Copy out the entries below in full and exactly.

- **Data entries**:
====
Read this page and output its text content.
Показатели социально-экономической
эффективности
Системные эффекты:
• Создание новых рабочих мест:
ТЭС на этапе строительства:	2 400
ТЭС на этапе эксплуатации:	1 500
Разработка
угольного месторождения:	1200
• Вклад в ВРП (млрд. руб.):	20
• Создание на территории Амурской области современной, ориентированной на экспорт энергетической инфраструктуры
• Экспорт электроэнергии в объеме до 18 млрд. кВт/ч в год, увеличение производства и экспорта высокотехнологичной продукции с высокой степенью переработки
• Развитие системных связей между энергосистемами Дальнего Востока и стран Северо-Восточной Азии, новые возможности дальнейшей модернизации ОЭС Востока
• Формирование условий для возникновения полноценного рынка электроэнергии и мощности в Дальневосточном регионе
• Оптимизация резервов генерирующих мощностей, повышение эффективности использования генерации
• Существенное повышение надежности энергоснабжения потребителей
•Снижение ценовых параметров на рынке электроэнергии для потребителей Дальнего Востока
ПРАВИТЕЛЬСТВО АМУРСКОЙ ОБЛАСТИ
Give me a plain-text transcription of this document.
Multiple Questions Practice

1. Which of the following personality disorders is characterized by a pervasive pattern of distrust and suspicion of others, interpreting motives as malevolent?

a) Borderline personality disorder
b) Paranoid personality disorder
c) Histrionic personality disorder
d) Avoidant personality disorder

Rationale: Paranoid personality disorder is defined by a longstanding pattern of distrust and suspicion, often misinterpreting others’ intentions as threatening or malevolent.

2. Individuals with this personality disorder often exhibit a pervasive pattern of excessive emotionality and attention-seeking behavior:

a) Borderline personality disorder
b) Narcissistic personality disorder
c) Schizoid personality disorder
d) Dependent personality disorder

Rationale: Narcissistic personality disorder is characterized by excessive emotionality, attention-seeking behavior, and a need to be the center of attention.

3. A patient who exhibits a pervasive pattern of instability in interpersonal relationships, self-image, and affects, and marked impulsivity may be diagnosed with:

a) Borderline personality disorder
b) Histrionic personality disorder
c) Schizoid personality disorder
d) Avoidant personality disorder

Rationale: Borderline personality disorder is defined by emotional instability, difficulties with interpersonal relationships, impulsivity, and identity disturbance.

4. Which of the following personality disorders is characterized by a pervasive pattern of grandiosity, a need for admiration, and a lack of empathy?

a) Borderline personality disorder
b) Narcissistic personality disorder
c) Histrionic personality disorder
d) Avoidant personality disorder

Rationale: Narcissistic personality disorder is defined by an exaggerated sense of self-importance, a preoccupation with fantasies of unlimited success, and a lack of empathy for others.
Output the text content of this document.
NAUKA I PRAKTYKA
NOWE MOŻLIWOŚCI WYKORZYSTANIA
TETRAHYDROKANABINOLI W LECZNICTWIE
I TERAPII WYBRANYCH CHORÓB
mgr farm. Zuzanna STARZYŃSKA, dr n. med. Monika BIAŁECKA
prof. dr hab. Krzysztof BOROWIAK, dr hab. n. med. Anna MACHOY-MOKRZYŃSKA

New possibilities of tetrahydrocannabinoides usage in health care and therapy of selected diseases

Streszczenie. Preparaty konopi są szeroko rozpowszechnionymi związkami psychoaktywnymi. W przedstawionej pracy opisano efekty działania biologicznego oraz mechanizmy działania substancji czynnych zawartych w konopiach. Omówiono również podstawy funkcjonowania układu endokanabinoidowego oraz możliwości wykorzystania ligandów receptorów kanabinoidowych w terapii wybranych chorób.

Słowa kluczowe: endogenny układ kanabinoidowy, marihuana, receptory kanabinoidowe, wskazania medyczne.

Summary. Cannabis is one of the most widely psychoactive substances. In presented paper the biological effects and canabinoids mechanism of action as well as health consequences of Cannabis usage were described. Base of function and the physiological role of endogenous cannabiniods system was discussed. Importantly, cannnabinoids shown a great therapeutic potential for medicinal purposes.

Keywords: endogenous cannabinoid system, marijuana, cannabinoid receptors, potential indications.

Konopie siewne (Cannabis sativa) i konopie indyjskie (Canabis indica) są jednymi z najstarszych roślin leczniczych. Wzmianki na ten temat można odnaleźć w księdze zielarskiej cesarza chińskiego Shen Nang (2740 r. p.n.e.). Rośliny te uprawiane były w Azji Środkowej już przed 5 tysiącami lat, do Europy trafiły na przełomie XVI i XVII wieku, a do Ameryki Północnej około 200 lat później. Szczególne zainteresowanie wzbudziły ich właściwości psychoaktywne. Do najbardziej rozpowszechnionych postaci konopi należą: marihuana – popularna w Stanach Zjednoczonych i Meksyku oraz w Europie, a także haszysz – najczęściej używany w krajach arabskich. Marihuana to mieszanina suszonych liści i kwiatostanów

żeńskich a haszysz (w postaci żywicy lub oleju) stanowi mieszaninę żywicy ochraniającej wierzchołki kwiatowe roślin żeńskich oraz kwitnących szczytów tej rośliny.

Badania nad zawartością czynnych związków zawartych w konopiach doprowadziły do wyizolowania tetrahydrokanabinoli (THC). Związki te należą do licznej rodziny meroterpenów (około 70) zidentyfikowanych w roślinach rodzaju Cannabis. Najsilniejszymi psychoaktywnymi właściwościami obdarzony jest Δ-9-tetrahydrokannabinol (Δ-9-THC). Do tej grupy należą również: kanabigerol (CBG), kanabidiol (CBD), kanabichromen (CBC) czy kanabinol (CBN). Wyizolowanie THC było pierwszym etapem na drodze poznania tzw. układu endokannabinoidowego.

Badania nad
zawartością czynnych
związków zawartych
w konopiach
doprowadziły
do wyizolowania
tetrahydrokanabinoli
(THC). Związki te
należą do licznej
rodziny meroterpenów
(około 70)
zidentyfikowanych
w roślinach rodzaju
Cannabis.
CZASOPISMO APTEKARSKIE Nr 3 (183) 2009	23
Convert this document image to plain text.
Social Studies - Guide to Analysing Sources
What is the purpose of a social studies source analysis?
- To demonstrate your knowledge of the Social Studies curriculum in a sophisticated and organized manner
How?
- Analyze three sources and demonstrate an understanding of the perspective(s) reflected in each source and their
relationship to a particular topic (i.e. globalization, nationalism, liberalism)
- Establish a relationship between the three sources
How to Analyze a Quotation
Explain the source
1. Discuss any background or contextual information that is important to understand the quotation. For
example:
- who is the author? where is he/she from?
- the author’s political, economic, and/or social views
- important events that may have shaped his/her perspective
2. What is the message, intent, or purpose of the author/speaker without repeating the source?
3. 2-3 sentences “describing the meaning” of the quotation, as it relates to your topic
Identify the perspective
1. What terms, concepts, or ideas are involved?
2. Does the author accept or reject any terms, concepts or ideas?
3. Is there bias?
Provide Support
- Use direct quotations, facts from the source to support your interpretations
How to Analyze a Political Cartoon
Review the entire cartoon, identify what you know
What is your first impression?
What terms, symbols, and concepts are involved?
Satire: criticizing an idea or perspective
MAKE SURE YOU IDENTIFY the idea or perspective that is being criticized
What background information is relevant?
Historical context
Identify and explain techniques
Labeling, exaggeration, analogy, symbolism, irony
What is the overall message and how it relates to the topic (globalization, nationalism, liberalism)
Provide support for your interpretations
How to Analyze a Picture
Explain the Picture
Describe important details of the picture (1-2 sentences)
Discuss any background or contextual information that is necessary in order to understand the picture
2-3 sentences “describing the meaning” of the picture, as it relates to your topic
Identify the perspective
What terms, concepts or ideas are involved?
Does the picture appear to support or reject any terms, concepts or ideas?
====
- **The answer**:
Read this page and output its text content.
Показатели социально-экономической
эффективности
Системные эффекты:
• Создание новых рабочих мест:
ТЭС на этапе строительства:	2 400
ТЭС на этапе эксплуатации:	1 500
Разработка
угольного месторождения:	1200
• Вклад в ВРП (млрд. руб.):	20
• Создание на территории Амурской области современной, ориентированной на экспорт энергетической инфраструктуры
• Экспорт электроэнергии в объеме до 18 млрд. кВт/ч в год, увеличение производства и экспорта высокотехнологичной продукции с высокой степенью переработки
• Развитие системных связей между энергосистемами Дальнего Востока и стран Северо-Восточной Азии, новые возможности дальнейшей модернизации ОЭС Востока
• Формирование условий для возникновения полноценного рынка электроэнергии и мощности в Дальневосточном регионе
• Оптимизация резервов генерирующих мощностей, повышение эффективности использования генерации
• Существенное повышение надежности энергоснабжения потребителей
•Снижение ценовых параметров на рынке электроэнергии для потребителей Дальнего Востока
ПРАВИТЕЛЬСТВО АМУРСКОЙ ОБЛАСТИ
Give me a plain-text transcription of this document.
Multiple Questions Practice

1. Which of the following personality disorders is characterized by a pervasive pattern of distrust and suspicion of others, interpreting motives as malevolent?

a) Borderline personality disorder
b) Paranoid personality disorder
c) Histrionic personality disorder
d) Avoidant personality disorder

Rationale: Paranoid personality disorder is defined by a longstanding pattern of distrust and suspicion, often misinterpreting others’ intentions as threatening or malevolent.

2. Individuals with this personality disorder often exhibit a pervasive pattern of excessive emotionality and attention-seeking behavior:

a) Borderline personality disorder
b) Narcissistic personality disorder
c) Schizoid personality disorder
d) Dependent personality disorder

Rationale: Narcissistic personality disorder is characterized by excessive emotionality, attention-seeking behavior, and a need to be the center of attention.

3. A patient who exhibits a pervasive pattern of instability in interpersonal relationships, self-image, and affects, and marked impulsivity may be diagnosed with:

a) Borderline personality disorder
b) Histrionic personality disorder
c) Schizoid personality disorder
d) Avoidant personality disorder

Rationale: Borderline personality disorder is defined by emotional instability, difficulties with interpersonal relationships, impulsivity, and identity disturbance.

4. Which of the following personality disorders is characterized by a pervasive pattern of grandiosity, a need for admiration, and a lack of empathy?

a) Borderline personality disorder
b) Narcissistic personality disorder
c) Histrionic personality disorder
d) Avoidant personality disorder

Rationale: Narcissistic personality disorder is defined by an exaggerated sense of self-importance, a preoccupation with fantasies of unlimited success, and a lack of empathy for others.
Output the text content of this document.
NAUKA I PRAKTYKA
NOWE MOŻLIWOŚCI WYKORZYSTANIA
TETRAHYDROKANABINOLI W LECZNICTWIE
I TERAPII WYBRANYCH CHORÓB
mgr farm. Zuzanna STARZYŃSKA, dr n. med. Monika BIAŁECKA
prof. dr hab. Krzysztof BOROWIAK, dr hab. n. med. Anna MACHOY-MOKRZYŃSKA

New possibilities of tetrahydrocannabinoides usage in health care and therapy of selected diseases

Streszczenie. Preparaty konopi są szeroko rozpowszechnionymi związkami psychoaktywnymi. W przedstawionej pracy opisano efekty działania biologicznego oraz mechanizmy działania substancji czynnych zawartych w konopiach. Omówiono również podstawy funkcjonowania układu endokanabinoidowego oraz możliwości wykorzystania ligandów receptorów kanabinoidowych w terapii wybranych chorób.

Słowa kluczowe: endogenny układ kanabinoidowy, marihuana, receptory kanabinoidowe, wskazania medyczne.

Summary. Cannabis is one of the most widely psychoactive substances. In presented paper the biological effects and canabinoids mechanism of action as well as health consequences of Cannabis usage were described. Base of function and the physiological role of endogenous cannabiniods system was discussed. Importantly, cannnabinoids shown a great therapeutic potential for medicinal purposes.

Keywords: endogenous cannabinoid system, marijuana, cannabinoid receptors, potential indications.

Konopie siewne (Cannabis sativa) i konopie indyjskie (Canabis indica) są jednymi z najstarszych roślin leczniczych. Wzmianki na ten temat można odnaleźć w księdze zielarskiej cesarza chińskiego Shen Nang (2740 r. p.n.e.). Rośliny te uprawiane były w Azji Środkowej już przed 5 tysiącami lat, do Europy trafiły na przełomie XVI i XVII wieku, a do Ameryki Północnej około 200 lat później. Szczególne zainteresowanie wzbudziły ich właściwości psychoaktywne. Do najbardziej rozpowszechnionych postaci konopi należą: marihuana – popularna w Stanach Zjednoczonych i Meksyku oraz w Europie, a także haszysz – najczęściej używany w krajach arabskich. Marihuana to mieszanina suszonych liści i kwiatostanów

żeńskich a haszysz (w postaci żywicy lub oleju) stanowi mieszaninę żywicy ochraniającej wierzchołki kwiatowe roślin żeńskich oraz kwitnących szczytów tej rośliny.

Badania nad zawartością czynnych związków zawartych w konopiach doprowadziły do wyizolowania tetrahydrokanabinoli (THC). Związki te należą do licznej rodziny meroterpenów (około 70) zidentyfikowanych w roślinach rodzaju Cannabis. Najsilniejszymi psychoaktywnymi właściwościami obdarzony jest Δ-9-tetrahydrokannabinol (Δ-9-THC). Do tej grupy należą również: kanabigerol (CBG), kanabidiol (CBD), kanabichromen (CBC) czy kanabinol (CBN). Wyizolowanie THC było pierwszym etapem na drodze poznania tzw. układu endokannabinoidowego.

Badania nad
zawartością czynnych
związków zawartych
w konopiach
doprowadziły
do wyizolowania
tetrahydrokanabinoli
(THC). Związki te
należą do licznej
rodziny meroterpenów
(około 70)
zidentyfikowanych
w roślinach rodzaju
Cannabis.
CZASOPISMO APTEKARSKIE Nr 3 (183) 2009	23
Convert this document image to plain text.
Social Studies - Guide to Analysing Sources
What is the purpose of a social studies source analysis?
- To demonstrate your knowledge of the Social Studies curriculum in a sophisticated and organized manner
How?
- Analyze three sources and demonstrate an understanding of the perspective(s) reflected in each source and their
relationship to a particular topic (i.e. globalization, nationalism, liberalism)
- Establish a relationship between the three sources
How to Analyze a Quotation
Explain the source
1. Discuss any background or contextual information that is important to understand the quotation. For
example:
- who is the author? where is he/she from?
- the author’s political, economic, and/or social views
- important events that may have shaped his/her perspective
2. What is the message, intent, or purpose of the author/speaker without repeating the source?
3. 2-3 sentences “describing the meaning” of the quotation, as it relates to your topic
Identify the perspective
1. What terms, concepts, or ideas are involved?
2. Does the author accept or reject any terms, concepts or ideas?
3. Is there bias?
Provide Support
- Use direct quotations, facts from the source to support your interpretations
How to Analyze a Political Cartoon
Review the entire cartoon, identify what you know
What is your first impression?
What terms, symbols, and concepts are involved?
Satire: criticizing an idea or perspective
MAKE SURE YOU IDENTIFY the idea or perspective that is being criticized
What background information is relevant?
Historical context
Identify and explain techniques
Labeling, exaggeration, analogy, symbolism, irony
What is the overall message and how it relates to the topic (globalization, nationalism, liberalism)
Provide support for your interpretations
How to Analyze a Picture
Explain the Picture
Describe important details of the picture (1-2 sentences)
Discuss any background or contextual information that is necessary in order to understand the picture
2-3 sentences “describing the meaning” of the picture, as it relates to your topic
Identify the perspective
What terms, concepts or ideas are involved?
Does the picture appear to support or reject any terms, concepts or ideas?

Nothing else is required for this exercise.